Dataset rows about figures

══════════════════════════════

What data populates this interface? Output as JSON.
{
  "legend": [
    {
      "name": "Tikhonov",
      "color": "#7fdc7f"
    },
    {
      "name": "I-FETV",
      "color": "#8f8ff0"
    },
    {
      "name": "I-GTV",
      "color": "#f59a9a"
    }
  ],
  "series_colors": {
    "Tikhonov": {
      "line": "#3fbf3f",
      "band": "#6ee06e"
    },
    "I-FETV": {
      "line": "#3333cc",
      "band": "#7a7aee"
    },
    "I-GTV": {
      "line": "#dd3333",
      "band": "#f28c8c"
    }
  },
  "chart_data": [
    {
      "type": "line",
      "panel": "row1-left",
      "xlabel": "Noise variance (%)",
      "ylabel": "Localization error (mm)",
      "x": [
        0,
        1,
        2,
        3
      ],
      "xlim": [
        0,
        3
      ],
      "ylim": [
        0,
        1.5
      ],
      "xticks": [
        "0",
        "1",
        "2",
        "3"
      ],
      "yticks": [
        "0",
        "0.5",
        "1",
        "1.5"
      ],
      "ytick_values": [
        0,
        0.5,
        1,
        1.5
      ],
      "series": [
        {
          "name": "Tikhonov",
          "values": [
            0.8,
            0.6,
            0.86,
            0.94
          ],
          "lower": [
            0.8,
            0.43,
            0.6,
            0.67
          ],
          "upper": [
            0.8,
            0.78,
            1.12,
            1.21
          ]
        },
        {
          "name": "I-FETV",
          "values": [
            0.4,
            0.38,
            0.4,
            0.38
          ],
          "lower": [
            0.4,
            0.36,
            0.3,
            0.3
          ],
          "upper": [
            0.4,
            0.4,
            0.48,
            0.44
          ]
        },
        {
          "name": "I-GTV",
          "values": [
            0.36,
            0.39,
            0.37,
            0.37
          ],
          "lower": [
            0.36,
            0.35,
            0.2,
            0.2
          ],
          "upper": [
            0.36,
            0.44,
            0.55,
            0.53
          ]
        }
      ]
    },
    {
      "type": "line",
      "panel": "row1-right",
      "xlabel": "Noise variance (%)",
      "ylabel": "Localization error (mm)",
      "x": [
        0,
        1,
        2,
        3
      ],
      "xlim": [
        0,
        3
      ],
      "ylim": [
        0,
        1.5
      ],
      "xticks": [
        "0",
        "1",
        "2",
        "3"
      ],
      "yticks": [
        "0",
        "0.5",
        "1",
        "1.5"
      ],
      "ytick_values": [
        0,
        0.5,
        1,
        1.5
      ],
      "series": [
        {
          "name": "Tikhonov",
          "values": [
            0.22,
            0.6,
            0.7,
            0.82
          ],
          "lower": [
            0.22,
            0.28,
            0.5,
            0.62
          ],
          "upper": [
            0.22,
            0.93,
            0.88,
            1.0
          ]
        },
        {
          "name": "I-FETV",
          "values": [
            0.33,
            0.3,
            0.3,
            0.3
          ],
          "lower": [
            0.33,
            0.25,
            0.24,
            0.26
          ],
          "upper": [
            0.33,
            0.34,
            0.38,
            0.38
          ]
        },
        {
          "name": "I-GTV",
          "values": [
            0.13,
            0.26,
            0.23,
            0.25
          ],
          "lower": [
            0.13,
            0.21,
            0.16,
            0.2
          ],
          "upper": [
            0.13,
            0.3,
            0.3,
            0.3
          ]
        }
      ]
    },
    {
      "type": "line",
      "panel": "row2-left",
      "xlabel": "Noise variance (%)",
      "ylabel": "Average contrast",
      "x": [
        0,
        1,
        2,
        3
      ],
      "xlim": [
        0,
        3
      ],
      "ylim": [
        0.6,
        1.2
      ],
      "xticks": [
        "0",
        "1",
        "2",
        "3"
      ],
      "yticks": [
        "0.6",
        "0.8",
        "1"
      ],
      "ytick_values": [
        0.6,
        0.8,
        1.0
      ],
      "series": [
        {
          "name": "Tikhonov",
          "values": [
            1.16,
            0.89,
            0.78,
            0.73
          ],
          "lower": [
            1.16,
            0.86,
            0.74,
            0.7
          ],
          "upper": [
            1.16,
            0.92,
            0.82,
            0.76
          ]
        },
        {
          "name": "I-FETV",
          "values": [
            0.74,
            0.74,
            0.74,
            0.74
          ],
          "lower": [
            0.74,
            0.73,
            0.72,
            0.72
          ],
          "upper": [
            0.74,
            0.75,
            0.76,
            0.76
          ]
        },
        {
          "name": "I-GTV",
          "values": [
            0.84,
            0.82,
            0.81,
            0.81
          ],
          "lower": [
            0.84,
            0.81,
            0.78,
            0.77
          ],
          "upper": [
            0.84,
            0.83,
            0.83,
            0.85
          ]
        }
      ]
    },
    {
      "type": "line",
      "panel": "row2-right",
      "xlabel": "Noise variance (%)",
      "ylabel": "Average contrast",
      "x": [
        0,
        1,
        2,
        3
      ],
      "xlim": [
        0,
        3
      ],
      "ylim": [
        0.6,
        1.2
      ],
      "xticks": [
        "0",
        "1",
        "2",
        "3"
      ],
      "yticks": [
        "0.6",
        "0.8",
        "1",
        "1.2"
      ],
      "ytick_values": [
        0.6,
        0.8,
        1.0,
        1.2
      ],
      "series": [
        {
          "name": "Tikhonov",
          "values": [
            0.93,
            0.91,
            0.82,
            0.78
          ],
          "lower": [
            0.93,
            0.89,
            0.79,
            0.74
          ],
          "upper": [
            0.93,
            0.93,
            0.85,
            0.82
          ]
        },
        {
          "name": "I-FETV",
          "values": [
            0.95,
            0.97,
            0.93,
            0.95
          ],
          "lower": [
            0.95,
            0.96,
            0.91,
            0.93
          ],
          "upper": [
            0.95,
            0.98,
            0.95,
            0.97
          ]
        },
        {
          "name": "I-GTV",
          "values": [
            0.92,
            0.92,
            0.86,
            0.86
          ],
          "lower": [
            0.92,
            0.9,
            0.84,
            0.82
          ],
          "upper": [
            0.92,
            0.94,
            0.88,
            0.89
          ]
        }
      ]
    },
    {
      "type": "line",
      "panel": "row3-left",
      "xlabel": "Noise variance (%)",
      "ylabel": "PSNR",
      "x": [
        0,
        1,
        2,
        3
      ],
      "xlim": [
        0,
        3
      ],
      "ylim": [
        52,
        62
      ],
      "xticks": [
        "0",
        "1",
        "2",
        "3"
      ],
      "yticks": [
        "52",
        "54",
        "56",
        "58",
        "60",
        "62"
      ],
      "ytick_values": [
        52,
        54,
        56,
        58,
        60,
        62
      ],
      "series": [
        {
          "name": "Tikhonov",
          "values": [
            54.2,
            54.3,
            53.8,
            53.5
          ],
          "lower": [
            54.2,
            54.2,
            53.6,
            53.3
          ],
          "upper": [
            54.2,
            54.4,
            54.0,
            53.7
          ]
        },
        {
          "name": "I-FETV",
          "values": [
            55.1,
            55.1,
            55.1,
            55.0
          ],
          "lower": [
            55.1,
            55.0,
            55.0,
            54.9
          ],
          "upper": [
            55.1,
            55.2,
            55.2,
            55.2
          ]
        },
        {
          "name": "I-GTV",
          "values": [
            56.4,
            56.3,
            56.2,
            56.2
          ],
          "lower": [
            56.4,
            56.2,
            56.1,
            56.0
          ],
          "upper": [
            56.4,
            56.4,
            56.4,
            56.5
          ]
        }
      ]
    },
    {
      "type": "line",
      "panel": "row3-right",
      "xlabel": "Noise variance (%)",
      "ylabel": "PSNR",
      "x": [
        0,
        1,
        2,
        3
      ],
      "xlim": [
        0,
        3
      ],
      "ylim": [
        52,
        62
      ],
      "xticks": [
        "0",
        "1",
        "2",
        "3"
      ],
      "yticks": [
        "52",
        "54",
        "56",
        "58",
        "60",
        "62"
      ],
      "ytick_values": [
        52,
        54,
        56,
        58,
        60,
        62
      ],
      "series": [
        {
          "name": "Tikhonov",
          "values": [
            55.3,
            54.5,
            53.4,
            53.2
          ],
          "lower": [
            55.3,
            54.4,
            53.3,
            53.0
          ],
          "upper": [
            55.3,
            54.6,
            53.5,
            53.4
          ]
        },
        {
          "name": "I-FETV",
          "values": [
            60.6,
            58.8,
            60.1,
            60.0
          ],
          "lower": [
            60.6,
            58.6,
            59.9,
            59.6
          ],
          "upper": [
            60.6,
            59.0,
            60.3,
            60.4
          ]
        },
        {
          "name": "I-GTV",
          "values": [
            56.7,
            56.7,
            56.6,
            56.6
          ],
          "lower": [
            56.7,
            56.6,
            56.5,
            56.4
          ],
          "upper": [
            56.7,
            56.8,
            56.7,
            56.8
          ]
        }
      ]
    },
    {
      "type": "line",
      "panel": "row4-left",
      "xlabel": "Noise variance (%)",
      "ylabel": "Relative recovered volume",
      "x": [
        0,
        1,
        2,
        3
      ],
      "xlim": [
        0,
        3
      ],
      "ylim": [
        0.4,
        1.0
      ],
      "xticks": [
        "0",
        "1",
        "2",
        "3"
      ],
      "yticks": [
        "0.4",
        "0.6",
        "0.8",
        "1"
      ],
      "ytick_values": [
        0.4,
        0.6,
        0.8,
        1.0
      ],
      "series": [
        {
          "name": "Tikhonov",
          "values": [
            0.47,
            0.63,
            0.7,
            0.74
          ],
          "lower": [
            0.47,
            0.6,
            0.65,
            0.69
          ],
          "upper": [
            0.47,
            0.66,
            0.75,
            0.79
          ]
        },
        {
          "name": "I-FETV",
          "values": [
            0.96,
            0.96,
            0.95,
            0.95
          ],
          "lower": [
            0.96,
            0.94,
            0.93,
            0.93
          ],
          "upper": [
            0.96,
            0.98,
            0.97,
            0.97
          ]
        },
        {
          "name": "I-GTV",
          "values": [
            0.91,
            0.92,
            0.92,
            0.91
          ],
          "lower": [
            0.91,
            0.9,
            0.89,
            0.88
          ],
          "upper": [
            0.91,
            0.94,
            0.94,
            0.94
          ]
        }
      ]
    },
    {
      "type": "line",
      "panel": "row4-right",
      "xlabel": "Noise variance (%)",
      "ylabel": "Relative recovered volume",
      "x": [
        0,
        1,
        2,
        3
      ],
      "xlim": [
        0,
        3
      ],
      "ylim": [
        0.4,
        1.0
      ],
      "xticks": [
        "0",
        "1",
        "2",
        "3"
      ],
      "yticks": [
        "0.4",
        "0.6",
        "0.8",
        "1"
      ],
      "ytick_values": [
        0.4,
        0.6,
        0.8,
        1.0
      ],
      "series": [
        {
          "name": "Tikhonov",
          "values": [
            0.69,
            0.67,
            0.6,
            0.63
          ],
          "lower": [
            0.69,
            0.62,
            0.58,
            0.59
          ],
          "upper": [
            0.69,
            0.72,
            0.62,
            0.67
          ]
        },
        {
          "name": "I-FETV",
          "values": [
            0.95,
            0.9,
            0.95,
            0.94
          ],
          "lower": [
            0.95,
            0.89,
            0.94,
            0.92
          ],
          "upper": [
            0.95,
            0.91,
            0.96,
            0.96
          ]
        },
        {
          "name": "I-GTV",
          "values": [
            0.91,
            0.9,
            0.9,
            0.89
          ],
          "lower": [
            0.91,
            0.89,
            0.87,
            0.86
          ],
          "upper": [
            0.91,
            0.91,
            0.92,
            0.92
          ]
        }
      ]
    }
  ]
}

══════════════════════════════

§ WORK TO DO: Scan the lines for the string "left". Pick out every line that has it.

§ OUTPUT OF THE EXERCISE:
      "panel": "row1-left",
      "panel": "row2-left",
      "panel": "row3-left",
      "panel": "row4-left",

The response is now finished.